GOAL -> Extract each line bearing the word "start".

○ ○ ○ ○ ○

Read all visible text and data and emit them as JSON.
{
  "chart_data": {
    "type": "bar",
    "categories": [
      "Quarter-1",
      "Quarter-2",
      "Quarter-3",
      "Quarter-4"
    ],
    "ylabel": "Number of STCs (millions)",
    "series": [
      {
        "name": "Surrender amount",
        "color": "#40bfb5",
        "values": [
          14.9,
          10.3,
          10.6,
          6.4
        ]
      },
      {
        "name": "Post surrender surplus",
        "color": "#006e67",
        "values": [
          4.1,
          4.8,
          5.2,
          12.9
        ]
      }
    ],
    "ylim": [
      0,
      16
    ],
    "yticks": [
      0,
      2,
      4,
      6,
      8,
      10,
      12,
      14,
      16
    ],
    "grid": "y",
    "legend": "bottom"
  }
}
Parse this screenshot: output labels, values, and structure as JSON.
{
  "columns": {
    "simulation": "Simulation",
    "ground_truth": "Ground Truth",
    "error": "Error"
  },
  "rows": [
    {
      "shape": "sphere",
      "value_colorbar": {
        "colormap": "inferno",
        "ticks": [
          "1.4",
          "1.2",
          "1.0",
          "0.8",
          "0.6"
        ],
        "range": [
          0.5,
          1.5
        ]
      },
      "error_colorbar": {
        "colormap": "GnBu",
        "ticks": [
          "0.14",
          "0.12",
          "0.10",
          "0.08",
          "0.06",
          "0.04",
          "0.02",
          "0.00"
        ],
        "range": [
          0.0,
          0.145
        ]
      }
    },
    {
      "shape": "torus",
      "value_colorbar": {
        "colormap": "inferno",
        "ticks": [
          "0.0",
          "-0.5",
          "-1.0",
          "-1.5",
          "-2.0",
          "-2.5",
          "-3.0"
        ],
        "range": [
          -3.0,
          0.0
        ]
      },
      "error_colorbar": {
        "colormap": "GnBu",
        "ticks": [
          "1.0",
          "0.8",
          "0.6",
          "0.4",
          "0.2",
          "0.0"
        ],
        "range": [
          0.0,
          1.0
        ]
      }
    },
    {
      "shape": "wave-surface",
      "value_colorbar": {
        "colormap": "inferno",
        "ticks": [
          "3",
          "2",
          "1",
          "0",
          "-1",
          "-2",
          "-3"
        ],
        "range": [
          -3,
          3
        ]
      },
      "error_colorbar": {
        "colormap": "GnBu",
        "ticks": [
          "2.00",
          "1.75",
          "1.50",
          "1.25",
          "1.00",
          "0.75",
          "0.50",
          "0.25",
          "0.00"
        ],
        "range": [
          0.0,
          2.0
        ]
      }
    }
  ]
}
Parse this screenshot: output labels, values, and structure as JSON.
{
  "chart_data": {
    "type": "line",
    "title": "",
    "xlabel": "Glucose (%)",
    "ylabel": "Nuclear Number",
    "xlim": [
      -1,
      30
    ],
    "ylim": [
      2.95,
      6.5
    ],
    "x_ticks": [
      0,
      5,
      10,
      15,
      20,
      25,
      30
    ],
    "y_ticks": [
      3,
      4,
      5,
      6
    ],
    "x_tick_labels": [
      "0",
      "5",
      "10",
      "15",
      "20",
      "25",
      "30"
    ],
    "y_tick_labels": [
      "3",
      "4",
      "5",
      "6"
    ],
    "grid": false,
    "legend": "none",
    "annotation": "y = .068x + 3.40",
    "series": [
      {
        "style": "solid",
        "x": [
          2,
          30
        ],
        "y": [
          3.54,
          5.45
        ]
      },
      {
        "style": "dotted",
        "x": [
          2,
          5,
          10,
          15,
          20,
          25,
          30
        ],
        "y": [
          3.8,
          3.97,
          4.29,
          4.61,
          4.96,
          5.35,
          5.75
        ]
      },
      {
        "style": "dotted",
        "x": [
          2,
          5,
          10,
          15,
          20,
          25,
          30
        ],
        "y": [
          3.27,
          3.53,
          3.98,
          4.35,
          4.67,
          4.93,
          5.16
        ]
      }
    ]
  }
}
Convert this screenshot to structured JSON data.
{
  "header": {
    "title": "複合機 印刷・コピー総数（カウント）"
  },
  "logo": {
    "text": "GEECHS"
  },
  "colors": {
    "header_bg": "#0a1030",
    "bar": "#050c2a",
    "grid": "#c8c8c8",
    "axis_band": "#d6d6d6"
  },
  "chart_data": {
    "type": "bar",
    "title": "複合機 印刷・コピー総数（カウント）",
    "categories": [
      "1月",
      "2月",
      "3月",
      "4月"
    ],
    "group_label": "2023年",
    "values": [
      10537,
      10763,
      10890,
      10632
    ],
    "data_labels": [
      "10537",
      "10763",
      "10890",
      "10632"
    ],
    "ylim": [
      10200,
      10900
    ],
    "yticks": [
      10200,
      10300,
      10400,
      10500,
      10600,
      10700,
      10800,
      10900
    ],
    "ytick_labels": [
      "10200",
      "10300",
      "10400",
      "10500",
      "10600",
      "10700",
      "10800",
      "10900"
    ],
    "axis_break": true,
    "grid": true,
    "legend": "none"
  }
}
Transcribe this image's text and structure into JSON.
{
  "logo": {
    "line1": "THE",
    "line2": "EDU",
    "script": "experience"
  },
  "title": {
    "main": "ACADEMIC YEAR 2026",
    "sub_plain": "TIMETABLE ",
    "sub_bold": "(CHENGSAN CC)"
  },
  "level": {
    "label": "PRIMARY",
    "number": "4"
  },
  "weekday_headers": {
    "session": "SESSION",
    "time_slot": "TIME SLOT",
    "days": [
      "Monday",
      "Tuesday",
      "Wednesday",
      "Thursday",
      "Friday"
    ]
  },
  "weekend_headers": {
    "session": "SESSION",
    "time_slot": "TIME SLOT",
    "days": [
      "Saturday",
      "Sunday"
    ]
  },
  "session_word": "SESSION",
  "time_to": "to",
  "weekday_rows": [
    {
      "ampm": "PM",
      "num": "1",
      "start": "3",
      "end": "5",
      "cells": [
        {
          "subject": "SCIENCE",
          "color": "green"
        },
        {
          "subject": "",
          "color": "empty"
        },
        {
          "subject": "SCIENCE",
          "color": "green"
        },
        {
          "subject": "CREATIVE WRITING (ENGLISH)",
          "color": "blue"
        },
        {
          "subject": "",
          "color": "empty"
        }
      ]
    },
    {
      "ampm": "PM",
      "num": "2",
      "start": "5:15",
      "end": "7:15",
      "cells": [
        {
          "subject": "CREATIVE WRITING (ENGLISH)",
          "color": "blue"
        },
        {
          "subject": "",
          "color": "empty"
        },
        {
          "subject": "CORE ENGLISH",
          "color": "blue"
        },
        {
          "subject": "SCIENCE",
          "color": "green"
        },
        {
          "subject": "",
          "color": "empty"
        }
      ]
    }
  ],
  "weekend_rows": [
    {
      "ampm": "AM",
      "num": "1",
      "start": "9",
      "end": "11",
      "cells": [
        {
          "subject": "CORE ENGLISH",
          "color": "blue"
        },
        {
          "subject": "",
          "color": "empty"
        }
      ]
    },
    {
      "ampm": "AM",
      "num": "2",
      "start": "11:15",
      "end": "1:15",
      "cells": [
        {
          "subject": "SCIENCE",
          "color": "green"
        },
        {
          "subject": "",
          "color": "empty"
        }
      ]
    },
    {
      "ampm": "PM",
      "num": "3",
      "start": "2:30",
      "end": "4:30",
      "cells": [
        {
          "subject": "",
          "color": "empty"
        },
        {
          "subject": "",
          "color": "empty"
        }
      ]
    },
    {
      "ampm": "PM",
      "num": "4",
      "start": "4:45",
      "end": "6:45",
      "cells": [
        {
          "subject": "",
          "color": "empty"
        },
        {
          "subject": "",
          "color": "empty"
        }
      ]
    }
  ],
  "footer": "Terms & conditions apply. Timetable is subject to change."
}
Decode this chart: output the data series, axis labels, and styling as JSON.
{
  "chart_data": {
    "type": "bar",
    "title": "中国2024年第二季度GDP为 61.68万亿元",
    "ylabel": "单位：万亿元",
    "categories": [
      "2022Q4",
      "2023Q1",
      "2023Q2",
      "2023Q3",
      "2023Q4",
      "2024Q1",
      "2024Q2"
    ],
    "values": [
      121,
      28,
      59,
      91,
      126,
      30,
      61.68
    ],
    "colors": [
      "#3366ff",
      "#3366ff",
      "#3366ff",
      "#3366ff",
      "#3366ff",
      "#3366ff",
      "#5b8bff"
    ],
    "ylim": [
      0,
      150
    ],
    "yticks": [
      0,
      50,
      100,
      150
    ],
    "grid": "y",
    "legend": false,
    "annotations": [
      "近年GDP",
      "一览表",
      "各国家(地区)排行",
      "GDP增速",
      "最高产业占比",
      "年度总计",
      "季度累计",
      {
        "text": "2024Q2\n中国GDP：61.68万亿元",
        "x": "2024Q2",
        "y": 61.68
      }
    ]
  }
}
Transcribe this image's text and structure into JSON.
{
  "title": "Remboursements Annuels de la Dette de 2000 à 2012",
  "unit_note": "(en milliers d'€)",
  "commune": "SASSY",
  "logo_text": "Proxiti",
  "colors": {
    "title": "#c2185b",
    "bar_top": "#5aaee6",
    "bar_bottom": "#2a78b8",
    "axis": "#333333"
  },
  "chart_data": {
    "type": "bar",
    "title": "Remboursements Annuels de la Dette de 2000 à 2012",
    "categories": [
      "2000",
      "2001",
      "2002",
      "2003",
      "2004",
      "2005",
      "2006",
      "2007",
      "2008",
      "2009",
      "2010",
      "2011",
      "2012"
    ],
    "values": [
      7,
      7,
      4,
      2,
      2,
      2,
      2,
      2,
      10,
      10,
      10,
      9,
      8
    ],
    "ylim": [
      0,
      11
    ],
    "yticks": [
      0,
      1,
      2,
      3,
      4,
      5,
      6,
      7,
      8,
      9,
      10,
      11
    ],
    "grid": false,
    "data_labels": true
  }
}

○ ○ ○ ○ ○

WRITTEN ANSWER ->
      "start": "3",
      "start": "5:15",
      "start": "9",
      "start": "11:15",
      "start": "2:30",
      "start": "4:45",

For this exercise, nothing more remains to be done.